+++ 阅读摘录
Elasticsearch 数组、对象和嵌套类型的使用和区别

总结，对象字段与嵌套字段的区别：1. mapping设置不同。ES可不设置字段type，则默认object类型，嵌套需要显示设置为"type":"nested".2. 存储方式不同。对象数组在后台是扁平化存储，嵌套对象数组是每个对象独立成文档存储。因此，对象数据有时会有"且"条件查询出"或"结果，嵌套对象的文档聚合可能会多计数(除非加reverse_nested)，想保持数组中对象的独立性，就需要

Ingenuity1992

3381人浏览 · 2021-12-19 19:46:30

Ingenuity1992 · 2021-12-19 19:46:30 发布

文章目录

本文基于 Elasticsearch 6.4.2

1、数据准备

1.1.创建索引

创建一个包含复合数据类型的索引：

PUT test_index_202112
{
  "settings": {
    "number_of_shards": 2,
    "number_of_replicas": 1
  },
  "mappings": {
    "e-com": {
      "dynamic": "strict",
      "properties": {
      	// 商品ID
        "id": {
          "type": "keyword"
        },
         // 商品名称
        "name": {
          "type": "text",
          "analyzer": "ik_max_word"
        },
        // 品牌
        "brand": {
          "type": "keyword"
        },
        // 价格
        "price": {
          "type": "double"
        },
        // 描述
        "desc": {
          "type": "text",
          "analyzer": "ik_max_word"
        },
        // 所属类目，对象类型，注意这里没有写明type，ES则会默认为object
        "categoryObj": {
        	//"type":"object",
          "properties": {
            "class1": {
              "type": "keyword"
            },
            "class2": {
              "type": "keyword"
            },
            "class3": {
              "type": "keyword"
            }
          }
        },
        // 所属类目，嵌套类型
        "categoryNst": {
          "type": "nested",
          "properties": {
            "class1": {
              "type": "keyword"
            },
            "class2": {
              "type": "keyword"
            },
            "class3": {
              "type": "keyword"
            }
          }
        },
        // 商品评论
        "comments": {
          "type": "keyword"
        }
      }
    }
  }
}

注意，如果没有写明type，比如categoryObj，ES会默认object类型，并且就算查看mapping，也不会显示出来：

GET test_index_20211220/_mapping
{
  "test_index_20211220": {
    "mappings": {
      "e-com": {
        "dynamic": "strict",
        "properties": {
		  .....................
++++++
+++ 原始数据
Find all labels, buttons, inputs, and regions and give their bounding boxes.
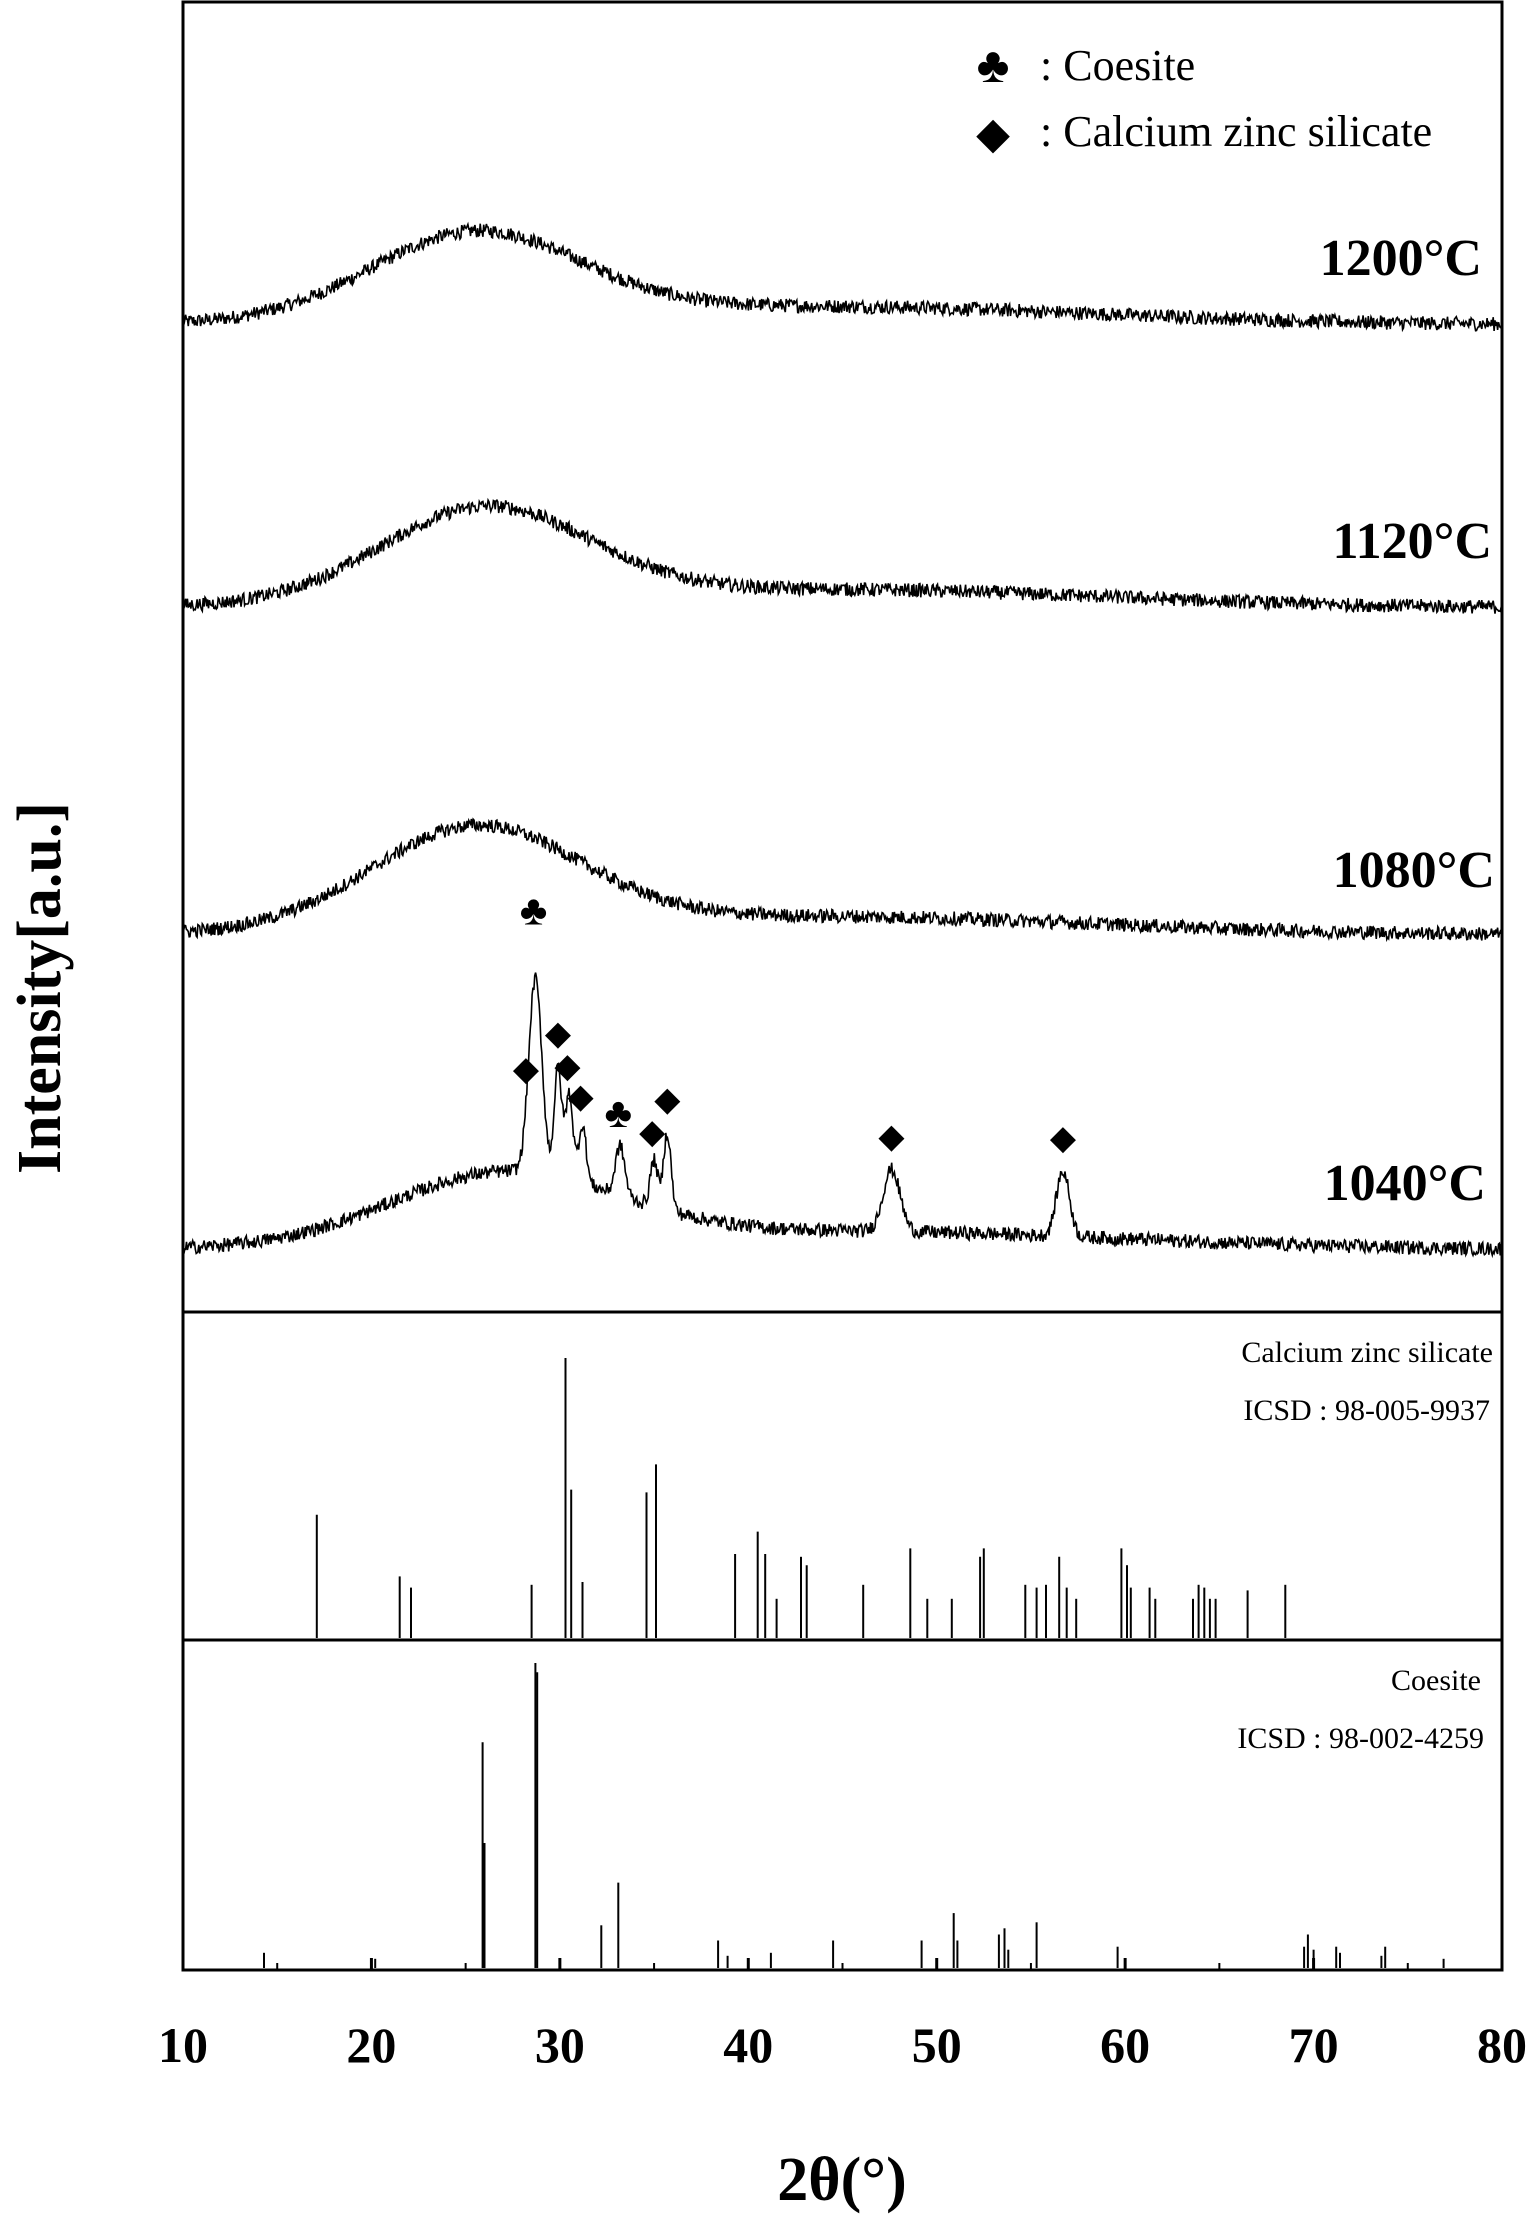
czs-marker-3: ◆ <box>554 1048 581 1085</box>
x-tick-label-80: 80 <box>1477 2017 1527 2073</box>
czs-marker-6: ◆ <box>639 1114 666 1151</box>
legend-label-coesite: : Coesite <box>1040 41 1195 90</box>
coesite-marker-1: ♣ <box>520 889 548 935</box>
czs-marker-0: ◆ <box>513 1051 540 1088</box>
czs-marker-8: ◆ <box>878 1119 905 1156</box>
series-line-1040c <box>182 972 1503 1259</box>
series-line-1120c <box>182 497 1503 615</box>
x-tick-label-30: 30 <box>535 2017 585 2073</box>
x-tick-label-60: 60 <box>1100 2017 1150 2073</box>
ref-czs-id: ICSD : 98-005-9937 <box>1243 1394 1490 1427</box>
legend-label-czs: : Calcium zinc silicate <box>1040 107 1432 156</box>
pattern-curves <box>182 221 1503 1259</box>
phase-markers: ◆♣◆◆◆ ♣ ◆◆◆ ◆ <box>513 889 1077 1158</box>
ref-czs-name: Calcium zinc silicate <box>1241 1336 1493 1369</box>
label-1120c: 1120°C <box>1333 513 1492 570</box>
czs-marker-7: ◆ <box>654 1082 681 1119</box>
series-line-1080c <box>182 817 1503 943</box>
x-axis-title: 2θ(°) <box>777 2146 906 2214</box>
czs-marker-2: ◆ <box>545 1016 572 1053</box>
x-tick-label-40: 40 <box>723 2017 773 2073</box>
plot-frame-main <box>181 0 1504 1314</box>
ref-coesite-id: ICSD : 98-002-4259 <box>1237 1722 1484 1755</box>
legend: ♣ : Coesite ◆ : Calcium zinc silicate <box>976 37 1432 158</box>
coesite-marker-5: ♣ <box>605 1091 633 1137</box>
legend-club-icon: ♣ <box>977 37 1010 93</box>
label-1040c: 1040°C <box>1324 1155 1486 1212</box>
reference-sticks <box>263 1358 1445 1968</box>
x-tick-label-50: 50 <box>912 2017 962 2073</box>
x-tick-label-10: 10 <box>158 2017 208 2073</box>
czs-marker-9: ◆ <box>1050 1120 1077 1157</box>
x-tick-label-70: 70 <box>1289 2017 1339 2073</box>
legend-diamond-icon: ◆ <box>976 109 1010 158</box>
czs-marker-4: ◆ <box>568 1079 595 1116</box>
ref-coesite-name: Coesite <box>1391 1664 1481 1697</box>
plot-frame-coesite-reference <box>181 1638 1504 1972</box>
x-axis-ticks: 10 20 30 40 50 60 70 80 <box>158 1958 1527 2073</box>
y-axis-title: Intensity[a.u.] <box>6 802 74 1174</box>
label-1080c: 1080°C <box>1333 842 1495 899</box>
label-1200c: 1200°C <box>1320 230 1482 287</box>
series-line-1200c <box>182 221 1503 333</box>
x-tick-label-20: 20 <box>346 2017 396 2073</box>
++++++
**问题描述:** 根据上面这篇关于 Elasticsearch 数组、对象和嵌套类型的文章，回答：在 mapping 中没有写明字段的 type 时，ES 会默认使用哪种类型？

**最终结果:** ES 会默认使用 object 类型。